_Work task_.
Report the count, and only the count, of lines in the records that include the word "Insert".

_Entries shown_.
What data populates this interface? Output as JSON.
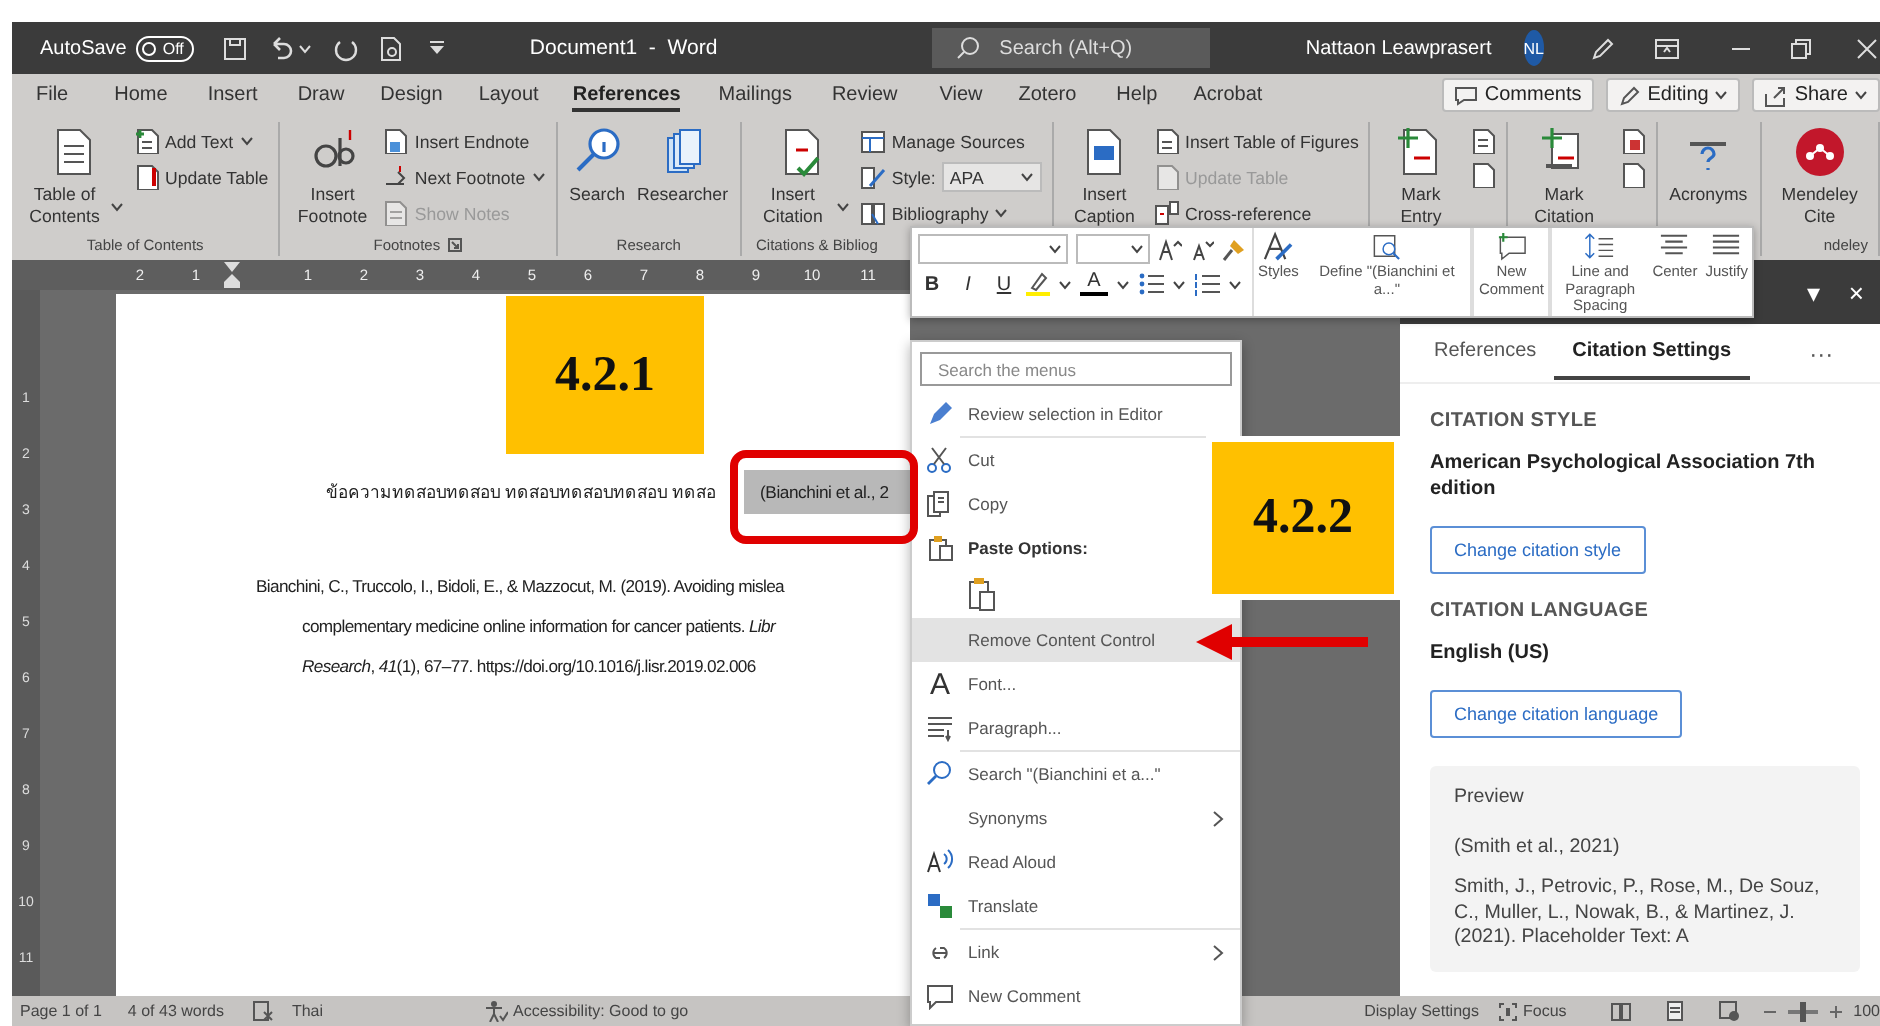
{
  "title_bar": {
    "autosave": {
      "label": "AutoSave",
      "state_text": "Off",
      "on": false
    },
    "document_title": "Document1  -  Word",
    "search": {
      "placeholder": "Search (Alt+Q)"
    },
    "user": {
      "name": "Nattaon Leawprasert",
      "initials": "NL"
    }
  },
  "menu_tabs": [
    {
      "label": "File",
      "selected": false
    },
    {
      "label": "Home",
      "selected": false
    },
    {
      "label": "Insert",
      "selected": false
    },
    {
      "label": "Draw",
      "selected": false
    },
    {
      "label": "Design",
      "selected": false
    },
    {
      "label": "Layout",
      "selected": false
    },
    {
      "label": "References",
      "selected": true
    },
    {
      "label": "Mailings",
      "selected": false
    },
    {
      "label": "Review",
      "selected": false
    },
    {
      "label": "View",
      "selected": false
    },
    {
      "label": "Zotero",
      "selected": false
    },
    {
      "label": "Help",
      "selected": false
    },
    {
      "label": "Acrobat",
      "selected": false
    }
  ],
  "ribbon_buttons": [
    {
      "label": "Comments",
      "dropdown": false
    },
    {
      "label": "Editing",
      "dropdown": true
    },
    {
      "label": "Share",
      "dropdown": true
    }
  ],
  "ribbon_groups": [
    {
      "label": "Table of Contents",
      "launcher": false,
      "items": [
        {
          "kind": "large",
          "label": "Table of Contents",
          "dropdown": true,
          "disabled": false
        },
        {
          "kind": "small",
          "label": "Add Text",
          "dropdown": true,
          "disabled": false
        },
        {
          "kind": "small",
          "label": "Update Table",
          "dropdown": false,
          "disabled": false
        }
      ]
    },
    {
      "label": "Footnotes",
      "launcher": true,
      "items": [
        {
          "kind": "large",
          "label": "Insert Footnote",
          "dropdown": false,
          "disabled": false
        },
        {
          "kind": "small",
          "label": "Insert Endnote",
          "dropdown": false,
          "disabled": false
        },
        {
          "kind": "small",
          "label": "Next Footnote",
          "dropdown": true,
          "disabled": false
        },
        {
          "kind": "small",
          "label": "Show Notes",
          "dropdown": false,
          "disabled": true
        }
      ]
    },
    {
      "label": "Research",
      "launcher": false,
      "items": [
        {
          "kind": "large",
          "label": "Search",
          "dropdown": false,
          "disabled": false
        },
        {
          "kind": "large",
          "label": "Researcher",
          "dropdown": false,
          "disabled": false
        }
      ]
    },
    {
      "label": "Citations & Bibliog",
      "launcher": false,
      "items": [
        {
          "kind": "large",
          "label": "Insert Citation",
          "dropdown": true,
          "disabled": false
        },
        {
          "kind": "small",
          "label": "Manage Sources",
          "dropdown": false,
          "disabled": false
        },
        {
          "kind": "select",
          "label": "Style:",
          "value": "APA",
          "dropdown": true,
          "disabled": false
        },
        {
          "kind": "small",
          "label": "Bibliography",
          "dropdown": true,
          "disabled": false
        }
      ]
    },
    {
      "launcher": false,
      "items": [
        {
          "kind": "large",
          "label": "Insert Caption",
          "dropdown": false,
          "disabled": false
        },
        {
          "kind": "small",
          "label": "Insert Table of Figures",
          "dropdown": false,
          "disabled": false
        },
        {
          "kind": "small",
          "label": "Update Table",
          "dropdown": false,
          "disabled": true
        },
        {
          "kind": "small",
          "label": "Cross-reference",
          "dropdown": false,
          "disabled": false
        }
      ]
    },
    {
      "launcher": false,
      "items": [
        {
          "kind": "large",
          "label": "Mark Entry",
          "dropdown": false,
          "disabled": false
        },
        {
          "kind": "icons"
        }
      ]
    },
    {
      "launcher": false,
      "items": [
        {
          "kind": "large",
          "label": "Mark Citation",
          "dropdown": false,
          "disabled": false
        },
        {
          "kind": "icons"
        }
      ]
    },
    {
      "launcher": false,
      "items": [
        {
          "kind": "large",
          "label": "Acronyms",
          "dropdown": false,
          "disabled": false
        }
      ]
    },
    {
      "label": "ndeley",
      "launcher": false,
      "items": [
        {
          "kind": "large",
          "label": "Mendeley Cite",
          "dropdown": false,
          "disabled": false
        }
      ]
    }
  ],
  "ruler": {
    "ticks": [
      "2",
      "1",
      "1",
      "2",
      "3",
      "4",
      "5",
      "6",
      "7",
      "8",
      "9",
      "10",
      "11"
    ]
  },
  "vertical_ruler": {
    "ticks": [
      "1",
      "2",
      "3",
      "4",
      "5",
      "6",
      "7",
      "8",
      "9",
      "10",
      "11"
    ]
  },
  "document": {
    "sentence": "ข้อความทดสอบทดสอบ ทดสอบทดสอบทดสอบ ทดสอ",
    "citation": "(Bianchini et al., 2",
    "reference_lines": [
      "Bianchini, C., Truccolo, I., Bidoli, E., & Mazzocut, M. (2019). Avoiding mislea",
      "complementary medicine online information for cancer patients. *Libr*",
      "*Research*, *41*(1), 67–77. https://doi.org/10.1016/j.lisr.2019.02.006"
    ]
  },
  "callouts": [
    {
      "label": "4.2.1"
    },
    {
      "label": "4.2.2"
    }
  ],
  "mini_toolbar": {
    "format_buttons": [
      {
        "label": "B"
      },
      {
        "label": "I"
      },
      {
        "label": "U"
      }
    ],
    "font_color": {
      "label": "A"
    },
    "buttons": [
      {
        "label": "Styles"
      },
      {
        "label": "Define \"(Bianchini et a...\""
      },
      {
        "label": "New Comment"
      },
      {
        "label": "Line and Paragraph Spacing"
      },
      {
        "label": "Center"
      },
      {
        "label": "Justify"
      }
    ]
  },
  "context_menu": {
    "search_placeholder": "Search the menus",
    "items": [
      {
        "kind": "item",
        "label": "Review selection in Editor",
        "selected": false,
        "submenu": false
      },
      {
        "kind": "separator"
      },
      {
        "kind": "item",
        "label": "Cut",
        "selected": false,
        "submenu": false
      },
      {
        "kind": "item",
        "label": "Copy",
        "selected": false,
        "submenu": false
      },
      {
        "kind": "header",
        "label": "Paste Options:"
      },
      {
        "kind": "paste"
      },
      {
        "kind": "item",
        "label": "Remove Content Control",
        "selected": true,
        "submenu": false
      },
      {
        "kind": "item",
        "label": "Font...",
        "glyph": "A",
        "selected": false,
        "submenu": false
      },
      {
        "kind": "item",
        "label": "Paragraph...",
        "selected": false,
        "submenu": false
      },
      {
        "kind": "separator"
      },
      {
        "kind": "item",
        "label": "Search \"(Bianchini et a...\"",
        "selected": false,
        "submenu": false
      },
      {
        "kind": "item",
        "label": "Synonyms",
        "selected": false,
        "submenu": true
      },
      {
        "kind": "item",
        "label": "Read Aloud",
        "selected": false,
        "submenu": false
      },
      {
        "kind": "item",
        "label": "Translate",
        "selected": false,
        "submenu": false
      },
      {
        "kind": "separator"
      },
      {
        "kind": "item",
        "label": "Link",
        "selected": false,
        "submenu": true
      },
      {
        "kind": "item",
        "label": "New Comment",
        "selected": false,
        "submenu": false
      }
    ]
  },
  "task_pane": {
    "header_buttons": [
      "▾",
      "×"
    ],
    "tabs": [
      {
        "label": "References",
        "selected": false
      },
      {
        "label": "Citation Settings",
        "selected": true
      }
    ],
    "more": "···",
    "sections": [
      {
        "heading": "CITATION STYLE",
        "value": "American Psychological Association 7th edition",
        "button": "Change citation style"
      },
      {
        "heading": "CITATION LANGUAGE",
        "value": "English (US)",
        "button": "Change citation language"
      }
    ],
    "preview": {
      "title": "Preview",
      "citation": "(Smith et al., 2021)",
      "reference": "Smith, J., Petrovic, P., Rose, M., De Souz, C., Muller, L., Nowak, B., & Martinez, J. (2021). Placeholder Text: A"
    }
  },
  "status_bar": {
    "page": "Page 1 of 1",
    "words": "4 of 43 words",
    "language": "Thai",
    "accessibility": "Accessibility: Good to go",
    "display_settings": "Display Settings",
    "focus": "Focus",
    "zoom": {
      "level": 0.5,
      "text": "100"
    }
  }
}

_Answer to the exercise_.
6